Provided data start

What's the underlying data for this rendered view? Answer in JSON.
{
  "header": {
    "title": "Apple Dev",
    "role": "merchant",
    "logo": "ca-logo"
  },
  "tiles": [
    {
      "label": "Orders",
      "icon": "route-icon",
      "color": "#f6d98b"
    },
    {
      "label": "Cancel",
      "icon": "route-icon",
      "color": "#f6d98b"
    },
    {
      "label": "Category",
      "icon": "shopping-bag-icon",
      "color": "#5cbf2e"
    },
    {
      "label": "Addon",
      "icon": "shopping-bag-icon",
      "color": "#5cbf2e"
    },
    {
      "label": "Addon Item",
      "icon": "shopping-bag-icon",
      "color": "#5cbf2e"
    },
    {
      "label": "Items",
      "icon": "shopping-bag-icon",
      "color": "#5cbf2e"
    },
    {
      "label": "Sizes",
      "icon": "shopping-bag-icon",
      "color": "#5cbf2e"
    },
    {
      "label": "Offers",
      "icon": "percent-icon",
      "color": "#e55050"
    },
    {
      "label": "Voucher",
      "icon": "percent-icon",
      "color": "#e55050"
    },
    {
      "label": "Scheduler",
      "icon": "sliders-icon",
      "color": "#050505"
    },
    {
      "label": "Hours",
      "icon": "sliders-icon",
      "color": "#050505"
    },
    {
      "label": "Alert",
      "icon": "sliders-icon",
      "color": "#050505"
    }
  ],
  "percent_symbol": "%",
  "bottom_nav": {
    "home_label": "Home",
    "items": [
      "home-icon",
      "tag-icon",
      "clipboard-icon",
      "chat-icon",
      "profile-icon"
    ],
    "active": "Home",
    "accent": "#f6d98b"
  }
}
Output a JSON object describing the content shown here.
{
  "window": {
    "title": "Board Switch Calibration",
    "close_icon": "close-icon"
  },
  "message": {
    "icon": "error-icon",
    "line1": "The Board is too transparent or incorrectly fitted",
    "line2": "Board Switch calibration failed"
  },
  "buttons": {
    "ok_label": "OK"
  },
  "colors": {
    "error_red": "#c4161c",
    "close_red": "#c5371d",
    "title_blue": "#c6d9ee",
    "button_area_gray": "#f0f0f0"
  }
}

Provided data end

Exercise brief:
Every line above needs to be retyped exactly.

Output:
What's the underlying data for this rendered view? Answer in JSON.
{
  "header": {
    "title": "Apple Dev",
    "role": "merchant",
    "logo": "ca-logo"
  },
  "tiles": [
    {
      "label": "Orders",
      "icon": "route-icon",
      "color": "#f6d98b"
    },
    {
      "label": "Cancel",
      "icon": "route-icon",
      "color": "#f6d98b"
    },
    {
      "label": "Category",
      "icon": "shopping-bag-icon",
      "color": "#5cbf2e"
    },
    {
      "label": "Addon",
      "icon": "shopping-bag-icon",
      "color": "#5cbf2e"
    },
    {
      "label": "Addon Item",
      "icon": "shopping-bag-icon",
      "color": "#5cbf2e"
    },
    {
      "label": "Items",
      "icon": "shopping-bag-icon",
      "color": "#5cbf2e"
    },
    {
      "label": "Sizes",
      "icon": "shopping-bag-icon",
      "color": "#5cbf2e"
    },
    {
      "label": "Offers",
      "icon": "percent-icon",
      "color": "#e55050"
    },
    {
      "label": "Voucher",
      "icon": "percent-icon",
      "color": "#e55050"
    },
    {
      "label": "Scheduler",
      "icon": "sliders-icon",
      "color": "#050505"
    },
    {
      "label": "Hours",
      "icon": "sliders-icon",
      "color": "#050505"
    },
    {
      "label": "Alert",
      "icon": "sliders-icon",
      "color": "#050505"
    }
  ],
  "percent_symbol": "%",
  "bottom_nav": {
    "home_label": "Home",
    "items": [
      "home-icon",
      "tag-icon",
      "clipboard-icon",
      "chat-icon",
      "profile-icon"
    ],
    "active": "Home",
    "accent": "#f6d98b"
  }
}
Output a JSON object describing the content shown here.
{
  "window": {
    "title": "Board Switch Calibration",
    "close_icon": "close-icon"
  },
  "message": {
    "icon": "error-icon",
    "line1": "The Board is too transparent or incorrectly fitted",
    "line2": "Board Switch calibration failed"
  },
  "buttons": {
    "ok_label": "OK"
  },
  "colors": {
    "error_red": "#c4161c",
    "close_red": "#c5371d",
    "title_blue": "#c6d9ee",
    "button_area_gray": "#f0f0f0"
  }
}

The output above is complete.